_Work to complete:_
Copy every line of each listing below with no changes.

Annotated element listings
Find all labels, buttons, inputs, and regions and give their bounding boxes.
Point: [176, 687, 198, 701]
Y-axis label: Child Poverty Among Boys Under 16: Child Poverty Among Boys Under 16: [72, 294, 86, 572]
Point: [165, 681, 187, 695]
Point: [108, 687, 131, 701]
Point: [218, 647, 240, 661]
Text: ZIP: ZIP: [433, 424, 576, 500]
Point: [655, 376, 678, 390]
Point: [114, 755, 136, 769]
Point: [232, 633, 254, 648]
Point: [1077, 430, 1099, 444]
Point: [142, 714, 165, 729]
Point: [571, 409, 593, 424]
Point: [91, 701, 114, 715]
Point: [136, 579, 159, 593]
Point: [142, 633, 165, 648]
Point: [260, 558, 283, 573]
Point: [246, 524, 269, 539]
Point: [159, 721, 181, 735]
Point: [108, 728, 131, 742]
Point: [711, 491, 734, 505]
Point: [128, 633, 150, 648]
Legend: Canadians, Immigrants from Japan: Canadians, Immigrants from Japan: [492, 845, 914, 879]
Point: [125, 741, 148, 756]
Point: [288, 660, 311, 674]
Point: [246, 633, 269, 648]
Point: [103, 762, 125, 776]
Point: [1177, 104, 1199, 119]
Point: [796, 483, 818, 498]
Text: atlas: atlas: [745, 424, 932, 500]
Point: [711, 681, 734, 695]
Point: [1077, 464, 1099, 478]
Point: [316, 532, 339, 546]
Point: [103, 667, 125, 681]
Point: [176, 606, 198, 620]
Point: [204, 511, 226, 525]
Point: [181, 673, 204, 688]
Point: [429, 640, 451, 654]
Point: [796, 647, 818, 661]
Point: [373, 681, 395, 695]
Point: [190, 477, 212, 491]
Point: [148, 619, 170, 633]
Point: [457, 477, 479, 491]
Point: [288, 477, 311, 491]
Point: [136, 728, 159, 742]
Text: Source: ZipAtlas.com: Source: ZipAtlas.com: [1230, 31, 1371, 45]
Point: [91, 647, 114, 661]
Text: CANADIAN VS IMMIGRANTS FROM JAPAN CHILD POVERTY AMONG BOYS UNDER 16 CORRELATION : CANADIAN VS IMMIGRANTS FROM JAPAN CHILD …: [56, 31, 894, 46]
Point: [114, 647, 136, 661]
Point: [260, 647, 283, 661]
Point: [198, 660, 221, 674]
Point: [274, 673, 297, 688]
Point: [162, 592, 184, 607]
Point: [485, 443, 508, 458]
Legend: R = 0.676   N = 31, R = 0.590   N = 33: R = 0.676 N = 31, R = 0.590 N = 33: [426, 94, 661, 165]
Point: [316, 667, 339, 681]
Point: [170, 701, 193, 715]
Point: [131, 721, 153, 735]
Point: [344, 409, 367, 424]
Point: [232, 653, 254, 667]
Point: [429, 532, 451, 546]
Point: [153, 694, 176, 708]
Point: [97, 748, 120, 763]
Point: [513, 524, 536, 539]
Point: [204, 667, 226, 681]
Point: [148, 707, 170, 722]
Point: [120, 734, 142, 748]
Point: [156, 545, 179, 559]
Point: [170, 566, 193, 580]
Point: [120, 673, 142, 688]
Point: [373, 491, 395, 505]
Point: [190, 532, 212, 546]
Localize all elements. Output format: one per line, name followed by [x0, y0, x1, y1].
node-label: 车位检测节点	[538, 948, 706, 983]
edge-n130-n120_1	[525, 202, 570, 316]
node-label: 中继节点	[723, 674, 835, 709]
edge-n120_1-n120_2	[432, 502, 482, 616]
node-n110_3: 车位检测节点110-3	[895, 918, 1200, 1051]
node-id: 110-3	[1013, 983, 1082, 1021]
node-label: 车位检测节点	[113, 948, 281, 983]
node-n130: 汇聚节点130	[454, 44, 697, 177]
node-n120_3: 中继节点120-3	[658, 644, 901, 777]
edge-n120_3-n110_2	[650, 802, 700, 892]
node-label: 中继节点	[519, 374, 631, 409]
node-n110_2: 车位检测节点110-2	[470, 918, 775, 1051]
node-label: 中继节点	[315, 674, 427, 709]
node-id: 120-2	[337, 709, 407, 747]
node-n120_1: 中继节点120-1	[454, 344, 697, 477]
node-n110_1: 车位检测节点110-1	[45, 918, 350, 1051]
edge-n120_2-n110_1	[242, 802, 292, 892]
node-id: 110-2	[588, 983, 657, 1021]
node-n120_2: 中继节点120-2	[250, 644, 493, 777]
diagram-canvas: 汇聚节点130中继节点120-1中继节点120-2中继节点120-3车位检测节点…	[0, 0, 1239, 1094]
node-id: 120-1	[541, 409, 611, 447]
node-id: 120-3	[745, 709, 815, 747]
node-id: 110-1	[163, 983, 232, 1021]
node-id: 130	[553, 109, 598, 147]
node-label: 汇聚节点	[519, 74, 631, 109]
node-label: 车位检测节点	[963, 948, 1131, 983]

_Written answer:_
Find all labels, buttons, inputs, and regions and give their bounding boxes.
Point: [176, 687, 198, 701]
Y-axis label: Child Poverty Among Boys Under 16: Child Poverty Among Boys Under 16: [72, 294, 86, 572]
Point: [165, 681, 187, 695]
Point: [108, 687, 131, 701]
Point: [218, 647, 240, 661]
Text: ZIP: ZIP: [433, 424, 576, 500]
Point: [655, 376, 678, 390]
Point: [114, 755, 136, 769]
Point: [232, 633, 254, 648]
Point: [1077, 430, 1099, 444]
Point: [142, 714, 165, 729]
Point: [571, 409, 593, 424]
Point: [91, 701, 114, 715]
Point: [136, 579, 159, 593]
Point: [142, 633, 165, 648]
Point: [260, 558, 283, 573]
Point: [246, 524, 269, 539]
Point: [159, 721, 181, 735]
Point: [108, 728, 131, 742]
Point: [711, 491, 734, 505]
Point: [128, 633, 150, 648]
Legend: Canadians, Immigrants from Japan: Canadians, Immigrants from Japan: [492, 845, 914, 879]
Point: [125, 741, 148, 756]
Point: [288, 660, 311, 674]
Point: [246, 633, 269, 648]
Point: [103, 762, 125, 776]
Point: [1177, 104, 1199, 119]
Point: [796, 483, 818, 498]
Text: atlas: atlas: [745, 424, 932, 500]
Point: [711, 681, 734, 695]
Point: [1077, 464, 1099, 478]
Point: [316, 532, 339, 546]
Point: [103, 667, 125, 681]
Point: [176, 606, 198, 620]
Point: [204, 511, 226, 525]
Point: [181, 673, 204, 688]
Point: [429, 640, 451, 654]
Point: [796, 647, 818, 661]
Point: [373, 681, 395, 695]
Point: [190, 477, 212, 491]
Point: [148, 619, 170, 633]
Point: [457, 477, 479, 491]
Point: [288, 477, 311, 491]
Point: [136, 728, 159, 742]
Text: Source: ZipAtlas.com: Source: ZipAtlas.com: [1230, 31, 1371, 45]
Point: [91, 647, 114, 661]
Text: CANADIAN VS IMMIGRANTS FROM JAPAN CHILD POVERTY AMONG BOYS UNDER 16 CORRELATION : CANADIAN VS IMMIGRANTS FROM JAPAN CHILD …: [56, 31, 894, 46]
Point: [114, 647, 136, 661]
Point: [260, 647, 283, 661]
Point: [198, 660, 221, 674]
Point: [274, 673, 297, 688]
Point: [162, 592, 184, 607]
Point: [485, 443, 508, 458]
Legend: R = 0.676   N = 31, R = 0.590   N = 33: R = 0.676 N = 31, R = 0.590 N = 33: [426, 94, 661, 165]
Point: [316, 667, 339, 681]
Point: [170, 701, 193, 715]
Point: [131, 721, 153, 735]
Point: [344, 409, 367, 424]
Point: [232, 653, 254, 667]
Point: [429, 532, 451, 546]
Point: [153, 694, 176, 708]
Point: [97, 748, 120, 763]
Point: [513, 524, 536, 539]
Point: [204, 667, 226, 681]
Point: [148, 707, 170, 722]
Point: [120, 734, 142, 748]
Point: [156, 545, 179, 559]
Point: [170, 566, 193, 580]
Point: [120, 673, 142, 688]
Point: [373, 491, 395, 505]
Point: [190, 532, 212, 546]
Localize all elements. Output format: one per line, name followed by [x0, y0, x1, y1].
node-label: 车位检测节点	[538, 948, 706, 983]
edge-n130-n120_1	[525, 202, 570, 316]
node-label: 中继节点	[723, 674, 835, 709]
edge-n120_1-n120_2	[432, 502, 482, 616]
node-n110_3: 车位检测节点110-3	[895, 918, 1200, 1051]
node-id: 110-3	[1013, 983, 1082, 1021]
node-label: 车位检测节点	[113, 948, 281, 983]
node-n130: 汇聚节点130	[454, 44, 697, 177]
node-n120_3: 中继节点120-3	[658, 644, 901, 777]
edge-n120_3-n110_2	[650, 802, 700, 892]
node-label: 中继节点	[519, 374, 631, 409]
node-n110_2: 车位检测节点110-2	[470, 918, 775, 1051]
node-label: 中继节点	[315, 674, 427, 709]
node-id: 120-2	[337, 709, 407, 747]
node-n120_1: 中继节点120-1	[454, 344, 697, 477]
node-n110_1: 车位检测节点110-1	[45, 918, 350, 1051]
edge-n120_2-n110_1	[242, 802, 292, 892]
node-id: 110-2	[588, 983, 657, 1021]
node-n120_2: 中继节点120-2	[250, 644, 493, 777]
diagram-canvas: 汇聚节点130中继节点120-1中继节点120-2中继节点120-3车位检测节点…	[0, 0, 1239, 1094]
node-id: 120-1	[541, 409, 611, 447]
node-id: 120-3	[745, 709, 815, 747]
node-id: 110-1	[163, 983, 232, 1021]
node-id: 130	[553, 109, 598, 147]
node-label: 汇聚节点	[519, 74, 631, 109]
node-label: 车位检测节点	[963, 948, 1131, 983]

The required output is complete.